● What to do
Copy each line exactly.

%%

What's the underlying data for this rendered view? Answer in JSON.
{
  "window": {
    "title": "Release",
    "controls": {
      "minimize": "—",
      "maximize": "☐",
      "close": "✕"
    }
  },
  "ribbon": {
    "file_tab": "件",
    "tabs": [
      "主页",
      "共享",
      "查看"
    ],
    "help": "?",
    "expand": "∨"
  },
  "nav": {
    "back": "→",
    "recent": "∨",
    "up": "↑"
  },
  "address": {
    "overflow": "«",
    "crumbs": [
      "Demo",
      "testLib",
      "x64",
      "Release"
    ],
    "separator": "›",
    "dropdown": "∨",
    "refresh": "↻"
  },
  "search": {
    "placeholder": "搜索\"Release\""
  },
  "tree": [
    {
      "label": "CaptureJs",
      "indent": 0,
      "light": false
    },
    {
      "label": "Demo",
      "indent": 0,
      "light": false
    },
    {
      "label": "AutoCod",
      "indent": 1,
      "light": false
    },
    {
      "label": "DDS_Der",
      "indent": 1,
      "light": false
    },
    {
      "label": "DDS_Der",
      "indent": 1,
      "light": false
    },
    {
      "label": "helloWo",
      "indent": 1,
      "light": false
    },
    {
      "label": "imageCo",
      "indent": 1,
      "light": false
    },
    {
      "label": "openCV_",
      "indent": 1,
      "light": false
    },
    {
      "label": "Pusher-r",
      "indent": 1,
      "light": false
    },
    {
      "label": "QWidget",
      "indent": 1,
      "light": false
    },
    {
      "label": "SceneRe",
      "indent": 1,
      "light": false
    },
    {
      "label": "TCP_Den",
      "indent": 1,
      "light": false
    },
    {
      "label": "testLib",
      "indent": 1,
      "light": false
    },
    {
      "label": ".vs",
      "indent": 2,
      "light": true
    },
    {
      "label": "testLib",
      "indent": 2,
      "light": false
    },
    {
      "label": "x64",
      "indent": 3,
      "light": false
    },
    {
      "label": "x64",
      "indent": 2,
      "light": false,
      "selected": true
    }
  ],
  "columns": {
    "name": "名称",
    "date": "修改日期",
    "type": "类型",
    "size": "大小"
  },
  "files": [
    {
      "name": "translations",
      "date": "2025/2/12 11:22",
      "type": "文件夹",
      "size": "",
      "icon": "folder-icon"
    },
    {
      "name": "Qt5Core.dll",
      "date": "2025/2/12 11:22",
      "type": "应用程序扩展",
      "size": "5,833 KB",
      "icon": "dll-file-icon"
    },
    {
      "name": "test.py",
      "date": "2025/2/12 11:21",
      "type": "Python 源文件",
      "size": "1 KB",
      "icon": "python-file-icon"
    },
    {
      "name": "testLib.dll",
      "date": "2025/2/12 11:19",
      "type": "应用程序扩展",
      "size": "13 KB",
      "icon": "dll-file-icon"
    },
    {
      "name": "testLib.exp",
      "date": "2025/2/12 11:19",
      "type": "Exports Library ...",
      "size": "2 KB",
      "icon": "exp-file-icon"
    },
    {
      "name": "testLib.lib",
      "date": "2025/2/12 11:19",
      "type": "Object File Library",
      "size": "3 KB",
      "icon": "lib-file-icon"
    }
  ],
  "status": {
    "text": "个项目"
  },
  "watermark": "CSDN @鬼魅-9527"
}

%%

● Answer to the problem
What's the underlying data for this rendered view? Answer in JSON.
{
  "window": {
    "title": "Release",
    "controls": {
      "minimize": "—",
      "maximize": "☐",
      "close": "✕"
    }
  },
  "ribbon": {
    "file_tab": "件",
    "tabs": [
      "主页",
      "共享",
      "查看"
    ],
    "help": "?",
    "expand": "∨"
  },
  "nav": {
    "back": "→",
    "recent": "∨",
    "up": "↑"
  },
  "address": {
    "overflow": "«",
    "crumbs": [
      "Demo",
      "testLib",
      "x64",
      "Release"
    ],
    "separator": "›",
    "dropdown": "∨",
    "refresh": "↻"
  },
  "search": {
    "placeholder": "搜索\"Release\""
  },
  "tree": [
    {
      "label": "CaptureJs",
      "indent": 0,
      "light": false
    },
    {
      "label": "Demo",
      "indent": 0,
      "light": false
    },
    {
      "label": "AutoCod",
      "indent": 1,
      "light": false
    },
    {
      "label": "DDS_Der",
      "indent": 1,
      "light": false
    },
    {
      "label": "DDS_Der",
      "indent": 1,
      "light": false
    },
    {
      "label": "helloWo",
      "indent": 1,
      "light": false
    },
    {
      "label": "imageCo",
      "indent": 1,
      "light": false
    },
    {
      "label": "openCV_",
      "indent": 1,
      "light": false
    },
    {
      "label": "Pusher-r",
      "indent": 1,
      "light": false
    },
    {
      "label": "QWidget",
      "indent": 1,
      "light": false
    },
    {
      "label": "SceneRe",
      "indent": 1,
      "light": false
    },
    {
      "label": "TCP_Den",
      "indent": 1,
      "light": false
    },
    {
      "label": "testLib",
      "indent": 1,
      "light": false
    },
    {
      "label": ".vs",
      "indent": 2,
      "light": true
    },
    {
      "label": "testLib",
      "indent": 2,
      "light": false
    },
    {
      "label": "x64",
      "indent": 3,
      "light": false
    },
    {
      "label": "x64",
      "indent": 2,
      "light": false,
      "selected": true
    }
  ],
  "columns": {
    "name": "名称",
    "date": "修改日期",
    "type": "类型",
    "size": "大小"
  },
  "files": [
    {
      "name": "translations",
      "date": "2025/2/12 11:22",
      "type": "文件夹",
      "size": "",
      "icon": "folder-icon"
    },
    {
      "name": "Qt5Core.dll",
      "date": "2025/2/12 11:22",
      "type": "应用程序扩展",
      "size": "5,833 KB",
      "icon": "dll-file-icon"
    },
    {
      "name": "test.py",
      "date": "2025/2/12 11:21",
      "type": "Python 源文件",
      "size": "1 KB",
      "icon": "python-file-icon"
    },
    {
      "name": "testLib.dll",
      "date": "2025/2/12 11:19",
      "type": "应用程序扩展",
      "size": "13 KB",
      "icon": "dll-file-icon"
    },
    {
      "name": "testLib.exp",
      "date": "2025/2/12 11:19",
      "type": "Exports Library ...",
      "size": "2 KB",
      "icon": "exp-file-icon"
    },
    {
      "name": "testLib.lib",
      "date": "2025/2/12 11:19",
      "type": "Object File Library",
      "size": "3 KB",
      "icon": "lib-file-icon"
    }
  ],
  "status": {
    "text": "个项目"
  },
  "watermark": "CSDN @鬼魅-9527"
}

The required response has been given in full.